━━━━━ Information provided ━━━━━
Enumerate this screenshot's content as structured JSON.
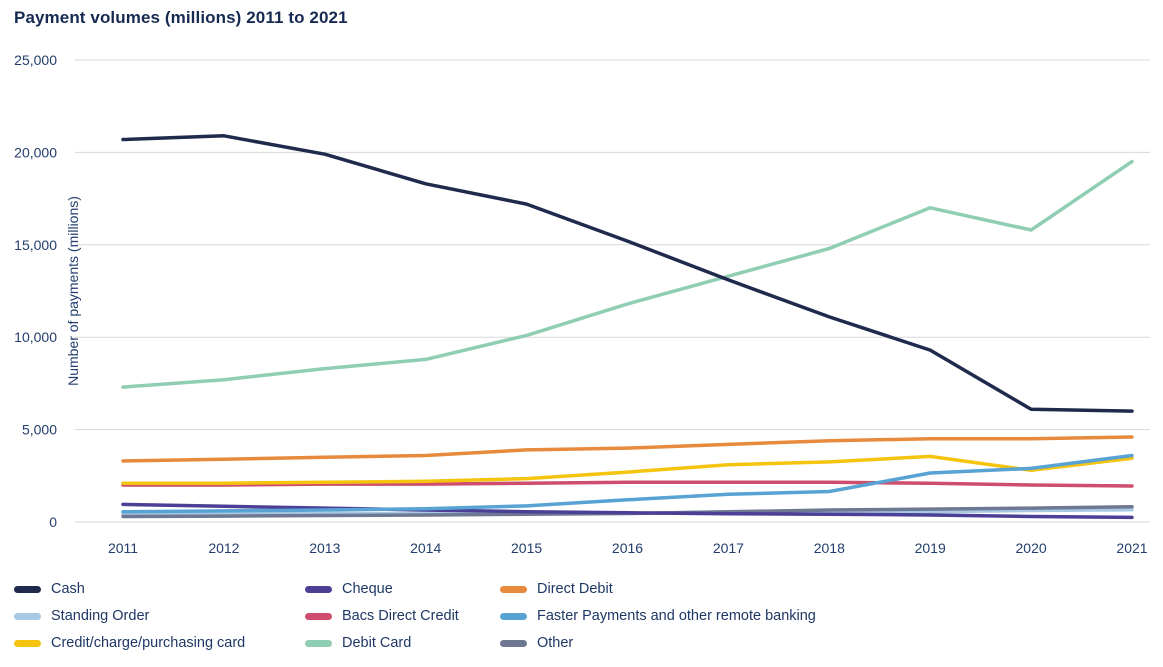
{
  "title": "Payment volumes (millions) 2011 to 2021",
  "y_axis": {
    "label": "Number of payments (millions)",
    "ticks": [
      "25,000",
      "20,000",
      "15,000",
      "10,000",
      "5,000",
      "0"
    ]
  },
  "x_axis": {
    "years": [
      "2011",
      "2012",
      "2013",
      "2014",
      "2015",
      "2016",
      "2017",
      "2018",
      "2019",
      "2020",
      "2021"
    ]
  },
  "chart_data": {
    "type": "line",
    "x": [
      2011,
      2012,
      2013,
      2014,
      2015,
      2016,
      2017,
      2018,
      2019,
      2020,
      2021
    ],
    "ylim": [
      0,
      25000
    ],
    "grid": true,
    "legend_position": "bottom",
    "series": [
      {
        "name": "Cash",
        "color": "#1f2a4c",
        "z": 9,
        "values": [
          20700,
          20900,
          19900,
          18300,
          17200,
          15200,
          13100,
          11100,
          9300,
          6100,
          6000
        ]
      },
      {
        "name": "Cheque",
        "color": "#4c3f96",
        "z": 3,
        "values": [
          950,
          850,
          750,
          650,
          560,
          500,
          450,
          420,
          380,
          300,
          250
        ]
      },
      {
        "name": "Direct Debit",
        "color": "#e88a3d",
        "z": 7,
        "values": [
          3300,
          3400,
          3500,
          3600,
          3900,
          4000,
          4200,
          4400,
          4500,
          4500,
          4600
        ]
      },
      {
        "name": "Standing Order",
        "color": "#a7c9e3",
        "z": 1,
        "values": [
          450,
          455,
          460,
          465,
          470,
          480,
          490,
          520,
          560,
          620,
          660
        ]
      },
      {
        "name": "Bacs Direct Credit",
        "color": "#ce4d6c",
        "z": 4,
        "values": [
          2000,
          2000,
          2050,
          2050,
          2100,
          2150,
          2150,
          2150,
          2100,
          2000,
          1950
        ]
      },
      {
        "name": "Faster Payments and other remote banking",
        "color": "#58a3d4",
        "z": 6,
        "values": [
          550,
          600,
          650,
          720,
          870,
          1200,
          1500,
          1650,
          2650,
          2900,
          3600
        ]
      },
      {
        "name": "Credit/charge/purchasing card",
        "color": "#f4c40f",
        "z": 5,
        "values": [
          2100,
          2100,
          2150,
          2200,
          2350,
          2700,
          3100,
          3250,
          3550,
          2800,
          3450
        ]
      },
      {
        "name": "Debit Card",
        "color": "#90ceb3",
        "z": 8,
        "values": [
          7300,
          7700,
          8300,
          8800,
          10100,
          11800,
          13300,
          14800,
          17000,
          15800,
          19500
        ]
      },
      {
        "name": "Other",
        "color": "#6e7892",
        "z": 2,
        "values": [
          300,
          320,
          350,
          380,
          420,
          460,
          550,
          650,
          700,
          750,
          820
        ]
      }
    ]
  },
  "colors": {
    "title_text": "#172a52",
    "axis_text": "#223e6d",
    "gridline": "#d8d8d8",
    "background": "#ffffff"
  }
}
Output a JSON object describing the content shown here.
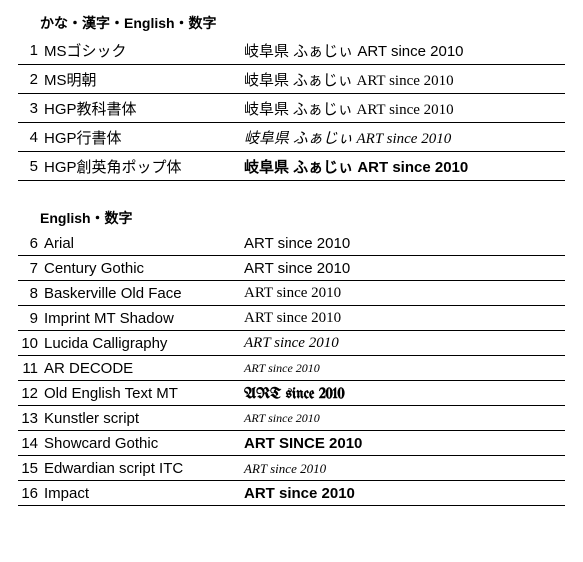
{
  "sections": [
    {
      "header": "かな・漢字・English・数字",
      "rows": [
        {
          "num": "1",
          "name": "MSゴシック",
          "sample": "岐阜県 ふぁじぃ ART since 2010",
          "cls": "f1"
        },
        {
          "num": "2",
          "name": "MS明朝",
          "sample": "岐阜県 ふぁじぃ ART since 2010",
          "cls": "f2"
        },
        {
          "num": "3",
          "name": "HGP教科書体",
          "sample": "岐阜県 ふぁじぃ ART since 2010",
          "cls": "f3"
        },
        {
          "num": "4",
          "name": "HGP行書体",
          "sample": "岐阜県 ふぁじぃ ART since 2010",
          "cls": "f4"
        },
        {
          "num": "5",
          "name": "HGP創英角ポップ体",
          "sample": "岐阜県 ふぁじぃ ART since 2010",
          "cls": "f5"
        }
      ]
    },
    {
      "header": "English・数字",
      "rows": [
        {
          "num": "6",
          "name": "Arial",
          "sample": "ART since 2010",
          "cls": "f6"
        },
        {
          "num": "7",
          "name": "Century Gothic",
          "sample": "ART since 2010",
          "cls": "f7"
        },
        {
          "num": "8",
          "name": "Baskerville Old Face",
          "sample": "ART since 2010",
          "cls": "f8"
        },
        {
          "num": "9",
          "name": "Imprint MT Shadow",
          "sample": "ART since 2010",
          "cls": "f9"
        },
        {
          "num": "10",
          "name": "Lucida Calligraphy",
          "sample": "ART since 2010",
          "cls": "f10"
        },
        {
          "num": "11",
          "name": "AR DECODE",
          "sample": "ART since 2010",
          "cls": "f11"
        },
        {
          "num": "12",
          "name": "Old English Text MT",
          "sample": "ART since 2010",
          "cls": "f12"
        },
        {
          "num": "13",
          "name": "Kunstler script",
          "sample": "ART since 2010",
          "cls": "f13"
        },
        {
          "num": "14",
          "name": "Showcard Gothic",
          "sample": "ART SINCE 2010",
          "cls": "f14"
        },
        {
          "num": "15",
          "name": "Edwardian script ITC",
          "sample": "ART since 2010",
          "cls": "f15"
        },
        {
          "num": "16",
          "name": "Impact",
          "sample": "ART since 2010",
          "cls": "f16"
        }
      ]
    }
  ],
  "colors": {
    "background": "#ffffff",
    "text": "#000000",
    "border": "#000000"
  }
}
━━━━━
Set exercise:
Please set down each line of the data above exactly as written, without the pictures.

Answer to the problem:
Enumerate this screenshot's content as structured JSON.
{
  "title": "Payment volumes (millions) 2011 to 2021",
  "y_axis": {
    "label": "Number of payments (millions)",
    "ticks": [
      "25,000",
      "20,000",
      "15,000",
      "10,000",
      "5,000",
      "0"
    ]
  },
  "x_axis": {
    "years": [
      "2011",
      "2012",
      "2013",
      "2014",
      "2015",
      "2016",
      "2017",
      "2018",
      "2019",
      "2020",
      "2021"
    ]
  },
  "chart_data": {
    "type": "line",
    "x": [
      2011,
      2012,
      2013,
      2014,
      2015,
      2016,
      2017,
      2018,
      2019,
      2020,
      2021
    ],
    "ylim": [
      0,
      25000
    ],
    "grid": true,
    "legend_position": "bottom",
    "series": [
      {
        "name": "Cash",
        "color": "#1f2a4c",
        "z": 9,
        "values": [
          20700,
          20900,
          19900,
          18300,
          17200,
          15200,
          13100,
          11100,
          9300,
          6100,
          6000
        ]
      },
      {
        "name": "Cheque",
        "color": "#4c3f96",
        "z": 3,
        "values": [
          950,
          850,
          750,
          650,
          560,
          500,
          450,
          420,
          380,
          300,
          250
        ]
      },
      {
        "name": "Direct Debit",
        "color": "#e88a3d",
        "z": 7,
        "values": [
          3300,
          3400,
          3500,
          3600,
          3900,
          4000,
          4200,
          4400,
          4500,
          4500,
          4600
        ]
      },
      {
        "name": "Standing Order",
        "color": "#a7c9e3",
        "z": 1,
        "values": [
          450,
          455,
          460,
          465,
          470,
          480,
          490,
          520,
          560,
          620,
          660
        ]
      },
      {
        "name": "Bacs Direct Credit",
        "color": "#ce4d6c",
        "z": 4,
        "values": [
          2000,
          2000,
          2050,
          2050,
          2100,
          2150,
          2150,
          2150,
          2100,
          2000,
          1950
        ]
      },
      {
        "name": "Faster Payments and other remote banking",
        "color": "#58a3d4",
        "z": 6,
        "values": [
          550,
          600,
          650,
          720,
          870,
          1200,
          1500,
          1650,
          2650,
          2900,
          3600
        ]
      },
      {
        "name": "Credit/charge/purchasing card",
        "color": "#f4c40f",
        "z": 5,
        "values": [
          2100,
          2100,
          2150,
          2200,
          2350,
          2700,
          3100,
          3250,
          3550,
          2800,
          3450
        ]
      },
      {
        "name": "Debit Card",
        "color": "#90ceb3",
        "z": 8,
        "values": [
          7300,
          7700,
          8300,
          8800,
          10100,
          11800,
          13300,
          14800,
          17000,
          15800,
          19500
        ]
      },
      {
        "name": "Other",
        "color": "#6e7892",
        "z": 2,
        "values": [
          300,
          320,
          350,
          380,
          420,
          460,
          550,
          650,
          700,
          750,
          820
        ]
      }
    ]
  },
  "colors": {
    "title_text": "#172a52",
    "axis_text": "#223e6d",
    "gridline": "#d8d8d8",
    "background": "#ffffff"
  }
}
Output a JSON object describing the content shown here.
{
  "sections": [
    {
      "header": "かな・漢字・English・数字",
      "rows": [
        {
          "num": "1",
          "name": "MSゴシック",
          "sample": "岐阜県 ふぁじぃ ART since 2010",
          "cls": "f1"
        },
        {
          "num": "2",
          "name": "MS明朝",
          "sample": "岐阜県 ふぁじぃ ART since 2010",
          "cls": "f2"
        },
        {
          "num": "3",
          "name": "HGP教科書体",
          "sample": "岐阜県 ふぁじぃ ART since 2010",
          "cls": "f3"
        },
        {
          "num": "4",
          "name": "HGP行書体",
          "sample": "岐阜県 ふぁじぃ ART since 2010",
          "cls": "f4"
        },
        {
          "num": "5",
          "name": "HGP創英角ポップ体",
          "sample": "岐阜県 ふぁじぃ ART since 2010",
          "cls": "f5"
        }
      ]
    },
    {
      "header": "English・数字",
      "rows": [
        {
          "num": "6",
          "name": "Arial",
          "sample": "ART since 2010",
          "cls": "f6"
        },
        {
          "num": "7",
          "name": "Century Gothic",
          "sample": "ART since 2010",
          "cls": "f7"
        },
        {
          "num": "8",
          "name": "Baskerville Old Face",
          "sample": "ART since 2010",
          "cls": "f8"
        },
        {
          "num": "9",
          "name": "Imprint MT Shadow",
          "sample": "ART since 2010",
          "cls": "f9"
        },
        {
          "num": "10",
          "name": "Lucida Calligraphy",
          "sample": "ART since 2010",
          "cls": "f10"
        },
        {
          "num": "11",
          "name": "AR DECODE",
          "sample": "ART since 2010",
          "cls": "f11"
        },
        {
          "num": "12",
          "name": "Old English Text MT",
          "sample": "ART since 2010",
          "cls": "f12"
        },
        {
          "num": "13",
          "name": "Kunstler script",
          "sample": "ART since 2010",
          "cls": "f13"
        },
        {
          "num": "14",
          "name": "Showcard Gothic",
          "sample": "ART SINCE 2010",
          "cls": "f14"
        },
        {
          "num": "15",
          "name": "Edwardian script ITC",
          "sample": "ART since 2010",
          "cls": "f15"
        },
        {
          "num": "16",
          "name": "Impact",
          "sample": "ART since 2010",
          "cls": "f16"
        }
      ]
    }
  ],
  "colors": {
    "background": "#ffffff",
    "text": "#000000",
    "border": "#000000"
  }
}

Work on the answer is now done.